▶ [TASK GOAL] Pull every line that includes the word "IncLevel" from the data.

▶ [RECORD SET]
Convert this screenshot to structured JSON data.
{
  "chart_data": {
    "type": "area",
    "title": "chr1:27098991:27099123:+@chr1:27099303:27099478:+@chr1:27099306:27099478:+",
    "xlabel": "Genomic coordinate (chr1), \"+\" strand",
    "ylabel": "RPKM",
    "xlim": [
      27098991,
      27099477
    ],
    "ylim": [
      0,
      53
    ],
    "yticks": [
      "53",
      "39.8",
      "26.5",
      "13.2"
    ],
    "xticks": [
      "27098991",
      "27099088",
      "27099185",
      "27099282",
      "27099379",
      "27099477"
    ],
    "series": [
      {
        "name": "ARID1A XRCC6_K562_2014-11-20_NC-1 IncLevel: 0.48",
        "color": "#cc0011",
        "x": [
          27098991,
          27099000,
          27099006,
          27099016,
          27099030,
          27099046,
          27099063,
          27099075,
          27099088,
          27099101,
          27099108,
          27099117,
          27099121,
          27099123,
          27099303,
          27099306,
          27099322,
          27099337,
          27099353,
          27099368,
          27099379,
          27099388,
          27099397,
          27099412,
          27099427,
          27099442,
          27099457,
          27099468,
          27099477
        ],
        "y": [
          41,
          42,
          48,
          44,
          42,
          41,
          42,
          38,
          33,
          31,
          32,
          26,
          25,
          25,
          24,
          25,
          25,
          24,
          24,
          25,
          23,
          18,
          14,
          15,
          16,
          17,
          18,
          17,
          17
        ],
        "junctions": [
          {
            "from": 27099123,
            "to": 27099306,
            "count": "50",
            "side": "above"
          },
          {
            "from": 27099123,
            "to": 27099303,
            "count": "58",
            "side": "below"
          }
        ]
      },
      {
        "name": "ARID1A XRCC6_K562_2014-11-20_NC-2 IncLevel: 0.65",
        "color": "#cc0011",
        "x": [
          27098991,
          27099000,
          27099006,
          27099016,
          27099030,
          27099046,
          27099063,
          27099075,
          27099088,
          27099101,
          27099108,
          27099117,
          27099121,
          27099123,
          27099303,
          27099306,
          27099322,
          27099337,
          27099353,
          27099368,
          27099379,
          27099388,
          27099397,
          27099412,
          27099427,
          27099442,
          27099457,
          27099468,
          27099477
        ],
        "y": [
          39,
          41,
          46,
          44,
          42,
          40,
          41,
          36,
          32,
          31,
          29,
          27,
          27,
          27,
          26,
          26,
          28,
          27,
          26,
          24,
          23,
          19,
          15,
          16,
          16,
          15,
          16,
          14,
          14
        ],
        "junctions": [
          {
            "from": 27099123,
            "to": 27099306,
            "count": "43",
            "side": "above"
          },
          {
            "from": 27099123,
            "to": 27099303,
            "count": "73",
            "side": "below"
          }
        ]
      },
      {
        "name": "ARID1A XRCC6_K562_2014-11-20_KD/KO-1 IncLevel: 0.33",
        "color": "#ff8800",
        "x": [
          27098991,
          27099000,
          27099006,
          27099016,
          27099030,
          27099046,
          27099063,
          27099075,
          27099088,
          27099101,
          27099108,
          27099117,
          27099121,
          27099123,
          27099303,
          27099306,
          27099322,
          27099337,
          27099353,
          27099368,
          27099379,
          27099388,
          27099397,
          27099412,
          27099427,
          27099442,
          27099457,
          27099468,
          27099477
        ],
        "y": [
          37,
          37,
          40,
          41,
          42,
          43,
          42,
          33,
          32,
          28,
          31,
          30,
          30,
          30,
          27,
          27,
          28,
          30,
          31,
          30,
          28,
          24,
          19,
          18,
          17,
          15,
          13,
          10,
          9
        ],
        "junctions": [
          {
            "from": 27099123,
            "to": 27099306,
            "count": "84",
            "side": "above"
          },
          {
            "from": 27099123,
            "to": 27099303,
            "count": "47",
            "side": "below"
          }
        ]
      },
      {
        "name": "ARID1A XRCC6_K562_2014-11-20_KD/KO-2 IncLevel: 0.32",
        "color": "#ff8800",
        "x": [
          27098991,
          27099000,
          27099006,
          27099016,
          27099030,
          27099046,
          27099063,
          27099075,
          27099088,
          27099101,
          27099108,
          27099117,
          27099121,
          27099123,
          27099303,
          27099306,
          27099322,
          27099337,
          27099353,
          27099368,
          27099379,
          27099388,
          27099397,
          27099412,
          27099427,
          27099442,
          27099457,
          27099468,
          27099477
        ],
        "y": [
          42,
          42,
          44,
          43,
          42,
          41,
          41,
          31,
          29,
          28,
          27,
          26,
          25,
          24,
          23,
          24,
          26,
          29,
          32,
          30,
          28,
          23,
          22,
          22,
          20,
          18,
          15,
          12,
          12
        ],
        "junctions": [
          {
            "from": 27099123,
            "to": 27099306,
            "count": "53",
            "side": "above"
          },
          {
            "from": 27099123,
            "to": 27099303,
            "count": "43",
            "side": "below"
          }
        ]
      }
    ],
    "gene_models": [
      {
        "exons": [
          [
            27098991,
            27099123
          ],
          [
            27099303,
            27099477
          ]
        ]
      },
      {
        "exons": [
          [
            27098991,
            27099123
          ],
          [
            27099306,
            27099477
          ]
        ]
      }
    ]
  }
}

▶ [THE ANSWER]
        "name": "ARID1A XRCC6_K562_2014-11-20_NC-1 IncLevel: 0.48",
        "name": "ARID1A XRCC6_K562_2014-11-20_NC-2 IncLevel: 0.65",
        "name": "ARID1A XRCC6_K562_2014-11-20_KD/KO-1 IncLevel: 0.33",
        "name": "ARID1A XRCC6_K562_2014-11-20_KD/KO-2 IncLevel: 0.32",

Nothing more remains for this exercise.